▸ **Given task**:
Reproduce the entries from the line with "683, 146, 703]" up to and including the line with "852, 699, 874]", swapping every "sea-point" for "asia-point" and leaving all else untouched.

═════ Recorded information ═════

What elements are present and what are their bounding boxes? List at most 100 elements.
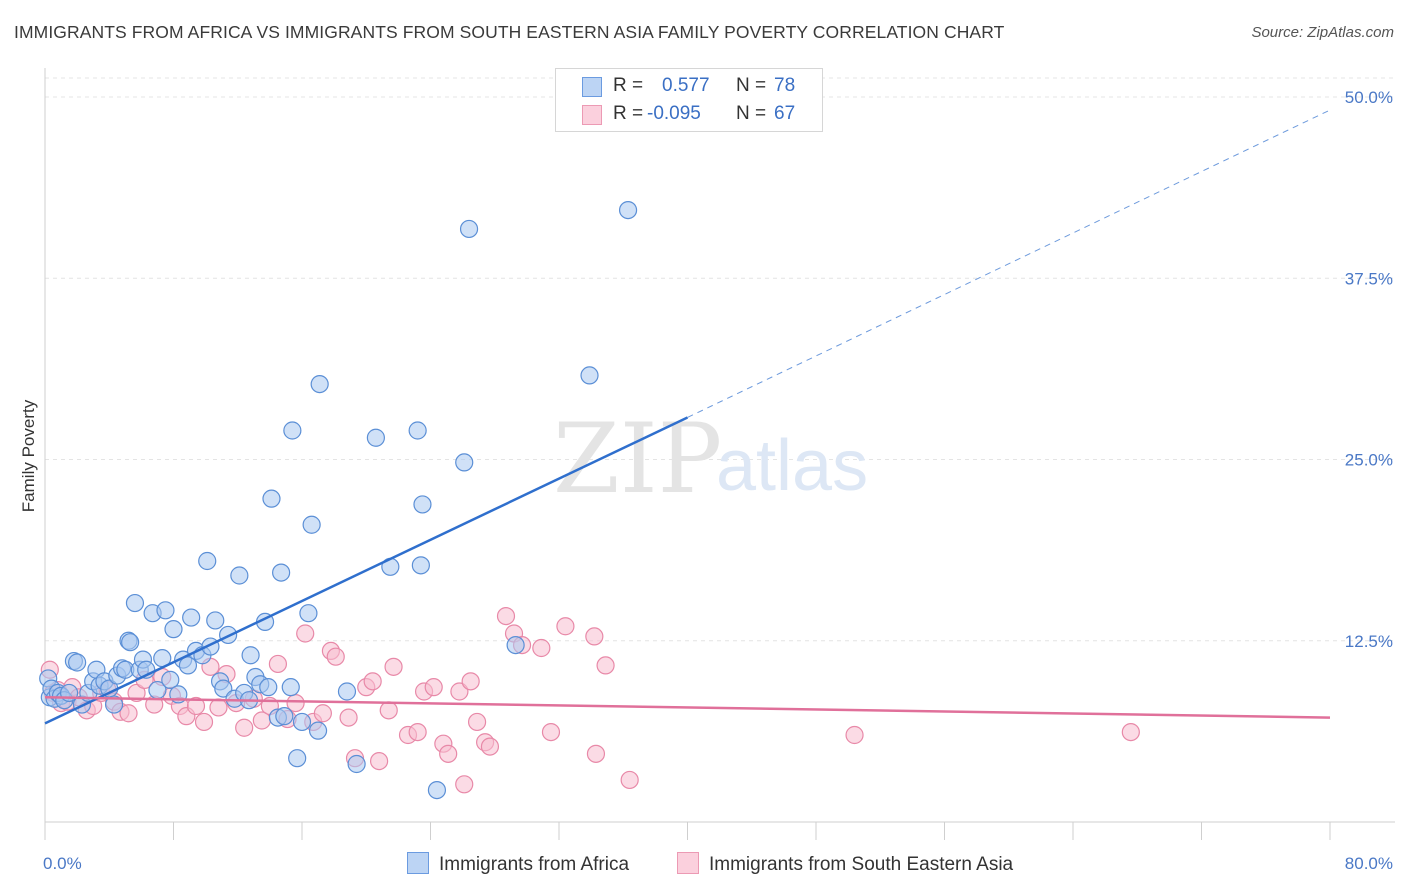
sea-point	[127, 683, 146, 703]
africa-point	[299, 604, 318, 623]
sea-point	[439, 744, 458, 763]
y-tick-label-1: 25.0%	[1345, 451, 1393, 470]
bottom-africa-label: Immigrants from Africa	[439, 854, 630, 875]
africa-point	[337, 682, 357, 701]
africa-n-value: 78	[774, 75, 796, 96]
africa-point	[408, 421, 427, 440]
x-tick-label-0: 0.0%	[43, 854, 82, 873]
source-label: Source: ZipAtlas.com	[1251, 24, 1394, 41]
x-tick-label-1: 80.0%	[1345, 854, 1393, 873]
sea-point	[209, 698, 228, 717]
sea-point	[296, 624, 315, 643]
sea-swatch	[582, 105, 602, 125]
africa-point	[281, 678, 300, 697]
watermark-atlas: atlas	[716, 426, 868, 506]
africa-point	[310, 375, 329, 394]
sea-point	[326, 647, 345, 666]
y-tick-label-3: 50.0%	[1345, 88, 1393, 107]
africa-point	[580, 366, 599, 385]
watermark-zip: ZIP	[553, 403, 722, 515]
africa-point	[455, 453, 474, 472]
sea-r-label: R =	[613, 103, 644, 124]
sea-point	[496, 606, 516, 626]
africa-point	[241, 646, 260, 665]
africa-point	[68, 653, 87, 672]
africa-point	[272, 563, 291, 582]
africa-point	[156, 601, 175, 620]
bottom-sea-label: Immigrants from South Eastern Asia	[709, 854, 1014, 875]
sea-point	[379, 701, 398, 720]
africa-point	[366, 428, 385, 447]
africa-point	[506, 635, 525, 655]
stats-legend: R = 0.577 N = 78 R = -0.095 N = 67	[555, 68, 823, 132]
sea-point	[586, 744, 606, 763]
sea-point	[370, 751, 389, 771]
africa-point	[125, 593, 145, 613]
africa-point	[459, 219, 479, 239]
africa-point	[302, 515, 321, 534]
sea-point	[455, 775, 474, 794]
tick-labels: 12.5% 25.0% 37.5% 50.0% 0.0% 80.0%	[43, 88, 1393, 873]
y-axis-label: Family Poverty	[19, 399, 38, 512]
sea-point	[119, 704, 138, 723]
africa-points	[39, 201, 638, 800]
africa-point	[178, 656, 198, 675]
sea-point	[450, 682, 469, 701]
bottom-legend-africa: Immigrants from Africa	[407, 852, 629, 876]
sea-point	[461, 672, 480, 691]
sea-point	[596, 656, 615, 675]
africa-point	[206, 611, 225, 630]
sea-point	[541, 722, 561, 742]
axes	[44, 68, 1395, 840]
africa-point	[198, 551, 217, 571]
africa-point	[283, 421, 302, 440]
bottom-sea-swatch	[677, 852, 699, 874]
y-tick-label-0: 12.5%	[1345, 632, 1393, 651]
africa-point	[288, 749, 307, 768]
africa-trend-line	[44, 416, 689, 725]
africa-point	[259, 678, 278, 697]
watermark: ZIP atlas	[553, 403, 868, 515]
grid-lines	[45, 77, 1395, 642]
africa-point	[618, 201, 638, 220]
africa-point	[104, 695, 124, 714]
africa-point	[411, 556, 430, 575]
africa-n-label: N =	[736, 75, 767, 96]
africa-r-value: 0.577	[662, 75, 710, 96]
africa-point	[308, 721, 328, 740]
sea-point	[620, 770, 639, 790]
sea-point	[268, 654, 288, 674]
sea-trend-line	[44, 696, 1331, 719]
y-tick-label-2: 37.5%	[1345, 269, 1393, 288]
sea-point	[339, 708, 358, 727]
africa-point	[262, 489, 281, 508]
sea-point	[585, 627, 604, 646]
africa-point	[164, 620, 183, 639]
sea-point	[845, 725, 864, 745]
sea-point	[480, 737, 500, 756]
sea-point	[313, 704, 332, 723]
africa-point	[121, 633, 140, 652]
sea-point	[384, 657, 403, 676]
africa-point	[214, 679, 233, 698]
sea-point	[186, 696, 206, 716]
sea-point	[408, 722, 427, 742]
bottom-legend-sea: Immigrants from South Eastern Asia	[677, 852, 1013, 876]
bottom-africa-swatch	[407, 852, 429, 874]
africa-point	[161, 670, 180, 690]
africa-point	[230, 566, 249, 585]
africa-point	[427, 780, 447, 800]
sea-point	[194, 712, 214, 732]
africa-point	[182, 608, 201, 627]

═════

▸ **Answer below**:
asia-point	[127, 683, 146, 703]
africa-point	[299, 604, 318, 623]
asia-point	[439, 744, 458, 763]
y-tick-label-1: 25.0%	[1345, 451, 1393, 470]
bottom-africa-label: Immigrants from Africa	[439, 854, 630, 875]
africa-point	[337, 682, 357, 701]
africa-n-value: 78	[774, 75, 796, 96]
africa-point	[408, 421, 427, 440]
x-tick-label-0: 0.0%	[43, 854, 82, 873]
source-label: Source: ZipAtlas.com	[1251, 24, 1394, 41]
x-tick-label-1: 80.0%	[1345, 854, 1393, 873]
asia-point	[209, 698, 228, 717]
asia-point	[296, 624, 315, 643]
sea-swatch	[582, 105, 602, 125]
africa-point	[281, 678, 300, 697]
watermark-atlas: atlas	[716, 426, 868, 506]
africa-point	[310, 375, 329, 394]
asia-point	[326, 647, 345, 666]
y-tick-label-3: 50.0%	[1345, 88, 1393, 107]
africa-point	[580, 366, 599, 385]
watermark-zip: ZIP	[553, 403, 722, 515]
africa-point	[455, 453, 474, 472]
sea-r-label: R =	[613, 103, 644, 124]
asia-point	[496, 606, 516, 626]
africa-point	[241, 646, 260, 665]
africa-point	[68, 653, 87, 672]
africa-point	[272, 563, 291, 582]
africa-point	[156, 601, 175, 620]
bottom-sea-label: Immigrants from South Eastern Asia	[709, 854, 1014, 875]
asia-point	[379, 701, 398, 720]
africa-point	[366, 428, 385, 447]
africa-point	[506, 635, 525, 655]
stats-legend: R = 0.577 N = 78 R = -0.095 N = 67	[555, 68, 823, 132]
asia-point	[586, 744, 606, 763]
asia-point	[370, 751, 389, 771]
africa-point	[125, 593, 145, 613]
africa-point	[459, 219, 479, 239]
africa-point	[302, 515, 321, 534]
asia-point	[455, 775, 474, 794]
tick-labels: 12.5% 25.0% 37.5% 50.0% 0.0% 80.0%	[43, 88, 1393, 873]
y-axis-label: Family Poverty	[19, 399, 38, 512]
asia-point	[119, 704, 138, 723]
africa-points	[39, 201, 638, 800]
africa-point	[178, 656, 198, 675]
asia-point	[450, 682, 469, 701]
bottom-legend-africa: Immigrants from Africa	[407, 852, 629, 876]
asia-point	[461, 672, 480, 691]
asia-point	[596, 656, 615, 675]
africa-point	[206, 611, 225, 630]
asia-point	[541, 722, 561, 742]
axes	[44, 68, 1395, 840]
africa-point	[198, 551, 217, 571]
africa-point	[283, 421, 302, 440]
bottom-sea-swatch	[677, 852, 699, 874]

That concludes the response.